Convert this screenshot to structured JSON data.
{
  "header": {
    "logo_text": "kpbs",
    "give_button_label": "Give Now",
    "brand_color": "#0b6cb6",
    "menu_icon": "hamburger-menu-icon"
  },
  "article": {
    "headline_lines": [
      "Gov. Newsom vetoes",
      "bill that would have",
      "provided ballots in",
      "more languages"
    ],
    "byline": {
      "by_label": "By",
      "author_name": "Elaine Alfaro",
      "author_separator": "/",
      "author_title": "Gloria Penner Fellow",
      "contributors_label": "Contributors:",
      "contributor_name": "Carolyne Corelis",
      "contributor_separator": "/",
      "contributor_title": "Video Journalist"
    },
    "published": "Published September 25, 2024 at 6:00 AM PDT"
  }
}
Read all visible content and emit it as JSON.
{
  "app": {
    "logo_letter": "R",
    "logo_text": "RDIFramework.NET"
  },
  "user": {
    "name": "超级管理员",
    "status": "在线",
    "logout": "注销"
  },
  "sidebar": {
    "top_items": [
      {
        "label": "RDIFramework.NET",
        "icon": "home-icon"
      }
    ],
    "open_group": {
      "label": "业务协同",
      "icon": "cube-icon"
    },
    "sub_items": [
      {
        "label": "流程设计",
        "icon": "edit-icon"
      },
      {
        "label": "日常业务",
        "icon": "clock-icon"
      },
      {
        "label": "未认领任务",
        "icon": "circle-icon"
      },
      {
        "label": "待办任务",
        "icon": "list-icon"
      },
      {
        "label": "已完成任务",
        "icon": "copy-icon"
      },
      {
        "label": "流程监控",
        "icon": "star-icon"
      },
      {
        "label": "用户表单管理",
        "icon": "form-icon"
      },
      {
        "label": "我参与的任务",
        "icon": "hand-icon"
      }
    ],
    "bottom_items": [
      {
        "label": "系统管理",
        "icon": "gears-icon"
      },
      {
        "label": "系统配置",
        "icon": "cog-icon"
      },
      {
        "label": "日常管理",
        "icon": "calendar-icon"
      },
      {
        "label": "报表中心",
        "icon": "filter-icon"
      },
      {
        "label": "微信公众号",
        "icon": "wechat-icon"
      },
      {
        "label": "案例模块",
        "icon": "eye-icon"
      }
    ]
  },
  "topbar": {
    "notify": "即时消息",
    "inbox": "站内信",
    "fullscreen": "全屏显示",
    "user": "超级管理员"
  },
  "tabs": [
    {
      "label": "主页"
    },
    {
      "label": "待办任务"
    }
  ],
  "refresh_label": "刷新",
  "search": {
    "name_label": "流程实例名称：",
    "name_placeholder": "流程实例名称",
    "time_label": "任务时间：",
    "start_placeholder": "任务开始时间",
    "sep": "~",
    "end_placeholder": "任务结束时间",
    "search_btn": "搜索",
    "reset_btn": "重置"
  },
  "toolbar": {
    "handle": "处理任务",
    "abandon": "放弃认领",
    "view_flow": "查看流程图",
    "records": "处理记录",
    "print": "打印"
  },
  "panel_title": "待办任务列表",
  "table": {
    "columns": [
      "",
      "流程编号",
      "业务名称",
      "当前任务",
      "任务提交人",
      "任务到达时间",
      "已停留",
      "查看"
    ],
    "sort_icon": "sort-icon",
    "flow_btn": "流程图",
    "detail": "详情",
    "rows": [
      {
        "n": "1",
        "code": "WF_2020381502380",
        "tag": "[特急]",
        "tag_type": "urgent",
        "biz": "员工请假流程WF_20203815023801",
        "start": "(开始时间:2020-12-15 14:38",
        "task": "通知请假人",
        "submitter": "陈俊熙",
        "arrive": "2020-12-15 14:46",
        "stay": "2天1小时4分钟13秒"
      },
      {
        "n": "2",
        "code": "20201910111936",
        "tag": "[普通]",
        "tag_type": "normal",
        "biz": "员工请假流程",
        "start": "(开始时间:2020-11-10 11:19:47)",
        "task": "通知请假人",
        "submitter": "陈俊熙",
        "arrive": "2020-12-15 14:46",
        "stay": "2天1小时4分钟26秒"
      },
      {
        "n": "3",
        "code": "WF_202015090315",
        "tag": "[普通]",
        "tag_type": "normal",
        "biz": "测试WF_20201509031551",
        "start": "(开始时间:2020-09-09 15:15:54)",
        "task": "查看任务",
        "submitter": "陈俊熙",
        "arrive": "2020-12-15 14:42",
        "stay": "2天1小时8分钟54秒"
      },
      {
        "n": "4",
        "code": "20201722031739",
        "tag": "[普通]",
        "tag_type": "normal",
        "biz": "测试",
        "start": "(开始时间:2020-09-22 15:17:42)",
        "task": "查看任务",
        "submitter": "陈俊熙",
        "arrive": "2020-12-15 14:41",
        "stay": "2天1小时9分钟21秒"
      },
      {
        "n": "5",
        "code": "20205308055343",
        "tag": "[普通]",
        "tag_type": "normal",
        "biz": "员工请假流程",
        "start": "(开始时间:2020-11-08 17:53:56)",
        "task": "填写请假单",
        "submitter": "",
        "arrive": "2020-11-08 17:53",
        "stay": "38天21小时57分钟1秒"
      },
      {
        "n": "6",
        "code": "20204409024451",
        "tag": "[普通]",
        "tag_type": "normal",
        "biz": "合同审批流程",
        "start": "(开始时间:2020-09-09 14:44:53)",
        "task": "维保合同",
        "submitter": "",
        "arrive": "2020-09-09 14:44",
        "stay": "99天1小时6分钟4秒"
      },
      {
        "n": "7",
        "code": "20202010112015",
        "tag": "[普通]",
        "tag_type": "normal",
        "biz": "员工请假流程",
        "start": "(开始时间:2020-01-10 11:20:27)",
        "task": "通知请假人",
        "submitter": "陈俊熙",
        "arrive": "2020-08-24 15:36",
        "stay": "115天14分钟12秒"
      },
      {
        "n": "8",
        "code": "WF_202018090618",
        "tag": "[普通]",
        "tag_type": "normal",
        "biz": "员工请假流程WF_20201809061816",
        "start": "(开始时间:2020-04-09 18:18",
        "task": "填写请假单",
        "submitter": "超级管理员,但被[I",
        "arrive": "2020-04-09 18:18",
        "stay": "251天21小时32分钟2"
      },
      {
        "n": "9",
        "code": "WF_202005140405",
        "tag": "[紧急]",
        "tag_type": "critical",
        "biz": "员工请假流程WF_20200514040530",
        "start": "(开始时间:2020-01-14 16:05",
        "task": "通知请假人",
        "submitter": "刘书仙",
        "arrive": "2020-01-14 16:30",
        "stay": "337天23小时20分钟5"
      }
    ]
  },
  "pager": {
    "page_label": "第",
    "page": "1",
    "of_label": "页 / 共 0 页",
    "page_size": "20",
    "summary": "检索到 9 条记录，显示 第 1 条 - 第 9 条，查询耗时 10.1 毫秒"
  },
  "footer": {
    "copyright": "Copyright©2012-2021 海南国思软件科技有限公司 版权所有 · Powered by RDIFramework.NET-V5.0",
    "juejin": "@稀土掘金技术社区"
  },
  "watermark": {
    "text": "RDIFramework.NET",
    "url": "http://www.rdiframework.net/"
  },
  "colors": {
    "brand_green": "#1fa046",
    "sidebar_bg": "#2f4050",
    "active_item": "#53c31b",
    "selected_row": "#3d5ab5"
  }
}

> _Written task_
Report the number of lines above containing the word "code", with no other text.

> _The completed task_
9